*Task goal*:
Beginning with the line where "Type out the text in this image." appears, restate the lines word for word through the last one in the listing.

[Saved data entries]

■ ■ ■ ■ ■

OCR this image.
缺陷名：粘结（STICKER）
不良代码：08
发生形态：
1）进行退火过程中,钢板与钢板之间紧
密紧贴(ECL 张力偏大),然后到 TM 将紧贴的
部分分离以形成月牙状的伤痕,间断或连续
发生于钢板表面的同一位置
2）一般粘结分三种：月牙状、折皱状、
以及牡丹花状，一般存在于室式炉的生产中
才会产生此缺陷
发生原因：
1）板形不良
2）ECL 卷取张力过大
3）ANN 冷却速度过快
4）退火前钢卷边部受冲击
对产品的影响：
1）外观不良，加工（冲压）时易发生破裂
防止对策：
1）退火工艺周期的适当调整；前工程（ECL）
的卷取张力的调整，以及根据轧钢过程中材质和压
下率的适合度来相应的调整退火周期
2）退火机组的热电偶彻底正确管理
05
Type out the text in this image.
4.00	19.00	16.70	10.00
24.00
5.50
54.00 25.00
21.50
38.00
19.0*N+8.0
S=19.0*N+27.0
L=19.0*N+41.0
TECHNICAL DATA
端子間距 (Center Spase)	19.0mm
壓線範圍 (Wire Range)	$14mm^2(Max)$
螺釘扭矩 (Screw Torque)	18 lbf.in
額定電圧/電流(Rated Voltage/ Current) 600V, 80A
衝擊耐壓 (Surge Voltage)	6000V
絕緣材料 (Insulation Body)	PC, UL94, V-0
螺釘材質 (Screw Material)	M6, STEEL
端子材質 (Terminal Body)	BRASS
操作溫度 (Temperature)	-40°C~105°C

■ ■ ■ ■ ■

*Task answer*:
Type out the text in this image.
4.00	19.00	16.70	10.00
24.00
5.50
54.00 25.00
21.50
38.00
19.0*N+8.0
S=19.0*N+27.0
L=19.0*N+41.0
TECHNICAL DATA
端子間距 (Center Spase)	19.0mm
壓線範圍 (Wire Range)	$14mm^2(Max)$
螺釘扭矩 (Screw Torque)	18 lbf.in
額定電圧/電流(Rated Voltage/ Current) 600V, 80A
衝擊耐壓 (Surge Voltage)	6000V
絕緣材料 (Insulation Body)	PC, UL94, V-0
螺釘材質 (Screw Material)	M6, STEEL
端子材質 (Terminal Body)	BRASS
操作溫度 (Temperature)	-40°C~105°C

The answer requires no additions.